*** Dataset entries ***

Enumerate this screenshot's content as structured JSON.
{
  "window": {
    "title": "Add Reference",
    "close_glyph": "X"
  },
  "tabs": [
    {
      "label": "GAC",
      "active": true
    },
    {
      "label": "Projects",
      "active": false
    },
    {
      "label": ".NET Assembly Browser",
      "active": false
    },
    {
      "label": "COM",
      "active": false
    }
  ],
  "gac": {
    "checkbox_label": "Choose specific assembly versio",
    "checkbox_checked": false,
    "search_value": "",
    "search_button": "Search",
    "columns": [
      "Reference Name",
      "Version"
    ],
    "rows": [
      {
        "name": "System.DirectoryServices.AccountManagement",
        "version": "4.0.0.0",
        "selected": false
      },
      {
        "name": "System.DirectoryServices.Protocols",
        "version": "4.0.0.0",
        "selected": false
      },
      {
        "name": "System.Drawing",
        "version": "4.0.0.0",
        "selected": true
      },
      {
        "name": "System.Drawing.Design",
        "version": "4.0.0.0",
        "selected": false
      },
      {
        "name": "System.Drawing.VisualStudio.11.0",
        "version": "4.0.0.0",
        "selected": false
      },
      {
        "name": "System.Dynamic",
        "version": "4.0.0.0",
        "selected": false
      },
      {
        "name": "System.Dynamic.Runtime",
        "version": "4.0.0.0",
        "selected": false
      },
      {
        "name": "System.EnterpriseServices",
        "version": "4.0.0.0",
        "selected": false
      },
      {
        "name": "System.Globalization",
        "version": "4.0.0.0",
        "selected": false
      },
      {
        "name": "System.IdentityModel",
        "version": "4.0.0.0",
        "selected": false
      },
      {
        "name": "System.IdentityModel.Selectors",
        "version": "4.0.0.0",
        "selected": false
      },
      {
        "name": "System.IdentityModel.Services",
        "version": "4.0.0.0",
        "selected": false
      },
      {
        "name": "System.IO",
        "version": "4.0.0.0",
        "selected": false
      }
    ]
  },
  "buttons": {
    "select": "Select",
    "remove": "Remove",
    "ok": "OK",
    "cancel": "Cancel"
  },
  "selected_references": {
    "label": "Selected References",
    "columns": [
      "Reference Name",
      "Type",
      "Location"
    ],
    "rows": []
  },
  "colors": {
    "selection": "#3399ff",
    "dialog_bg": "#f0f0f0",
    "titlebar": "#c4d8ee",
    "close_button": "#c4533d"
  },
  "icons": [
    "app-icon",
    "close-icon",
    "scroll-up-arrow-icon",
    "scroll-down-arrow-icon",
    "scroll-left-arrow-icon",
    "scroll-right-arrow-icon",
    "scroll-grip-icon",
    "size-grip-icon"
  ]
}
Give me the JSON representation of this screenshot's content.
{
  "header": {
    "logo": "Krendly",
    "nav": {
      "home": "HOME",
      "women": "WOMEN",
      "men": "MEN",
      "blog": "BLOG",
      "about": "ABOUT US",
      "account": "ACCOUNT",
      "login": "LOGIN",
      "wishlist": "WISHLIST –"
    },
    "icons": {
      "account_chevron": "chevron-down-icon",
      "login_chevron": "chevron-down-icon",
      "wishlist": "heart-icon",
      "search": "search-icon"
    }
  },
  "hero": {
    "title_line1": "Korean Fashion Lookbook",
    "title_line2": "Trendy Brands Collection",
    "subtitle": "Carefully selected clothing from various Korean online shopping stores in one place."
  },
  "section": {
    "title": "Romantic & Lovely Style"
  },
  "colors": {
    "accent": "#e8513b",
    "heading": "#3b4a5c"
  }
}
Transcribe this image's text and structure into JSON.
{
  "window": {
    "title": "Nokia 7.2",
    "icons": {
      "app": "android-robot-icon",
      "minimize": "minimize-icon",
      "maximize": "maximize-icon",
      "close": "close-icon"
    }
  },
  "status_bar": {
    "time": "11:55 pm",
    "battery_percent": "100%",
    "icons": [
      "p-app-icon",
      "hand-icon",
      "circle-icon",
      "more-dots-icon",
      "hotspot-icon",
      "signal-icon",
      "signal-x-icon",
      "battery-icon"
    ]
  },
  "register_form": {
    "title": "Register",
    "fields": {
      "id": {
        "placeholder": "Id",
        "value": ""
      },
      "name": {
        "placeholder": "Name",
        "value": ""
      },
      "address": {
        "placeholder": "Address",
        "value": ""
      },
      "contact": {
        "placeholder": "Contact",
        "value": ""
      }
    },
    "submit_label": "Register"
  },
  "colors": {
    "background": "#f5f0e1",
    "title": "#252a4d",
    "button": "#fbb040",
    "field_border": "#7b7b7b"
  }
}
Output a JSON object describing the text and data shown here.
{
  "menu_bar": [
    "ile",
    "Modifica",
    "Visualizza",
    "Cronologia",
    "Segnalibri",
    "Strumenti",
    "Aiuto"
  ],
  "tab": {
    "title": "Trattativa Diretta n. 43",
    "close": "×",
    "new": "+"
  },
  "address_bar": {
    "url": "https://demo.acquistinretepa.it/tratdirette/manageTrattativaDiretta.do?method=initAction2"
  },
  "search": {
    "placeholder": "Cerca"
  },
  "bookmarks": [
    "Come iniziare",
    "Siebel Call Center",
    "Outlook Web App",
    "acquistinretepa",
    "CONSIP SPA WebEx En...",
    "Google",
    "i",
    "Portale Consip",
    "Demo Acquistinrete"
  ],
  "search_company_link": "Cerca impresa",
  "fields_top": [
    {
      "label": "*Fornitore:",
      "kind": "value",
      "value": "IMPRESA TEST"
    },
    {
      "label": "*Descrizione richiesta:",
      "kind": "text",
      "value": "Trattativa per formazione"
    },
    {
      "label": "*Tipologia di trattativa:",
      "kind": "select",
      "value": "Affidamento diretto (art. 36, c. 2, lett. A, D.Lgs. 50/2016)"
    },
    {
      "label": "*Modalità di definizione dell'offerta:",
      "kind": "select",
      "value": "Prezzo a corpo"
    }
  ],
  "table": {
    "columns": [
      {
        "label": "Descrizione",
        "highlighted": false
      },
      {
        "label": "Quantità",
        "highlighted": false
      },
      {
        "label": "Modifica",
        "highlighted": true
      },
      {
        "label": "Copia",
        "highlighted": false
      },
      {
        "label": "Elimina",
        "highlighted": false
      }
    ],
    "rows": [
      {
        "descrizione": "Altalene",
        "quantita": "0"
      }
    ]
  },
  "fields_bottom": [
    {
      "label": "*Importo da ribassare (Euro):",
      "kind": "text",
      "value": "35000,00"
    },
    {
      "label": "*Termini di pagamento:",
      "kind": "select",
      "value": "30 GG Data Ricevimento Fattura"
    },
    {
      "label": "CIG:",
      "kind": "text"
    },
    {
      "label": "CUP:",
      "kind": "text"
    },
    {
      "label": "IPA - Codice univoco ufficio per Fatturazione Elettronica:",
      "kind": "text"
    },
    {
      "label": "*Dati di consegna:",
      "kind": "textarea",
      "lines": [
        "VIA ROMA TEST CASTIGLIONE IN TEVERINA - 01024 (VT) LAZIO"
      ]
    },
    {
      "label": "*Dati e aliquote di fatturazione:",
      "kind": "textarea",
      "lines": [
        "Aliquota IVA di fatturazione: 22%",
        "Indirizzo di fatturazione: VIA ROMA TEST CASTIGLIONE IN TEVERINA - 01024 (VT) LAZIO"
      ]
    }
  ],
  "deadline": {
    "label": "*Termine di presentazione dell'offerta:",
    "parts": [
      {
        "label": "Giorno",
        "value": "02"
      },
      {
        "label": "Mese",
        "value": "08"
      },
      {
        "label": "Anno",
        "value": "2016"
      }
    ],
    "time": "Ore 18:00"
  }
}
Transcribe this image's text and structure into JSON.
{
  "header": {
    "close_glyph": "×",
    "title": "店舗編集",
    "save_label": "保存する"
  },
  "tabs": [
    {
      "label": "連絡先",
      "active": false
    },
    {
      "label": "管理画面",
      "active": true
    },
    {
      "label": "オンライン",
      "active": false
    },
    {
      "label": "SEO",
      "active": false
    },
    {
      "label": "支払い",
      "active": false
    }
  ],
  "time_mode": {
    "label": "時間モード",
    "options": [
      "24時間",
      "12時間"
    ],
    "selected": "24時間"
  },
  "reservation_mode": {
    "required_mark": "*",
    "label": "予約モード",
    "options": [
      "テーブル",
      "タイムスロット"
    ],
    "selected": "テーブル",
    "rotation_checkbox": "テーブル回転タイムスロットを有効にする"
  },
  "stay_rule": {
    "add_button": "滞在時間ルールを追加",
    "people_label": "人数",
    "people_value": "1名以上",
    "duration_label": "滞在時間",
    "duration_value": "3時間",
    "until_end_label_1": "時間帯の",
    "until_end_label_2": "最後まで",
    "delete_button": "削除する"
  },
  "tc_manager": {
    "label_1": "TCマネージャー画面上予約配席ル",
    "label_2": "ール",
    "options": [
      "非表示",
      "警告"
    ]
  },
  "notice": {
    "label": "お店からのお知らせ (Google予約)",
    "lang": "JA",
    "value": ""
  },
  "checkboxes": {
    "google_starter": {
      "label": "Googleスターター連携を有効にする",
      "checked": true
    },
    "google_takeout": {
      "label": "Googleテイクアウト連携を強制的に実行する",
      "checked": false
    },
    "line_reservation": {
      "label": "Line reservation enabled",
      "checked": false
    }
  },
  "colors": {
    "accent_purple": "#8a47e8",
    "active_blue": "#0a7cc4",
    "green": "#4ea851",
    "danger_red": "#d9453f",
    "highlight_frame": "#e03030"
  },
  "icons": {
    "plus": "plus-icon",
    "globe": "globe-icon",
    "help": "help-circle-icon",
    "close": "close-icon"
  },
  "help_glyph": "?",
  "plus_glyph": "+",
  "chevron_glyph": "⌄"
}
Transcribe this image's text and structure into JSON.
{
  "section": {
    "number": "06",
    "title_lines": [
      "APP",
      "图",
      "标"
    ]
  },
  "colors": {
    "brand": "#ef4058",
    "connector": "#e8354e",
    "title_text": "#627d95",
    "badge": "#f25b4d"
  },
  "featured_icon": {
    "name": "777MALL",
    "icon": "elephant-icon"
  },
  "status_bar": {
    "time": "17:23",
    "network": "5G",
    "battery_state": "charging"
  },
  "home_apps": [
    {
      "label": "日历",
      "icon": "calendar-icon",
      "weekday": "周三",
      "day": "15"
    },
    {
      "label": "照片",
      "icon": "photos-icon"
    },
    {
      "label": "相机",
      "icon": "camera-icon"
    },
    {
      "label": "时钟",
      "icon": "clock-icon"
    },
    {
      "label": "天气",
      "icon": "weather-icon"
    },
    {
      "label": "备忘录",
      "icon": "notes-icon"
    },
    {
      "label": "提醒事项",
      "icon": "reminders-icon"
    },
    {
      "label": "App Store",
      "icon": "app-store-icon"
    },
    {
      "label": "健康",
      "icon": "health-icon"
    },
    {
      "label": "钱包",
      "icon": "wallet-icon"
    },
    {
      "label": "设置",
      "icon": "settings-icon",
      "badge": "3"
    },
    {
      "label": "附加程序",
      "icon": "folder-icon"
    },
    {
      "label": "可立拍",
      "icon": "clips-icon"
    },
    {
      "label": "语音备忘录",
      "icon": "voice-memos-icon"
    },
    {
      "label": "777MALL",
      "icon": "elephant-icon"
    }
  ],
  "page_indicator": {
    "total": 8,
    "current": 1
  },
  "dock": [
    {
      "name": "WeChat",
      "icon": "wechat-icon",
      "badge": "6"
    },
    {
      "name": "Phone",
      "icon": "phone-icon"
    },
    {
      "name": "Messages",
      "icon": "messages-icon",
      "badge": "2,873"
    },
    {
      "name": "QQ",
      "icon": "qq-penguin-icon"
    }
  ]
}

***

### Aim:
Search the records above for "true". Copy each line where it is found.

### Full solution:
      "active": true
        "selected": true
        "highlighted": true
      "active": true
      "checked": true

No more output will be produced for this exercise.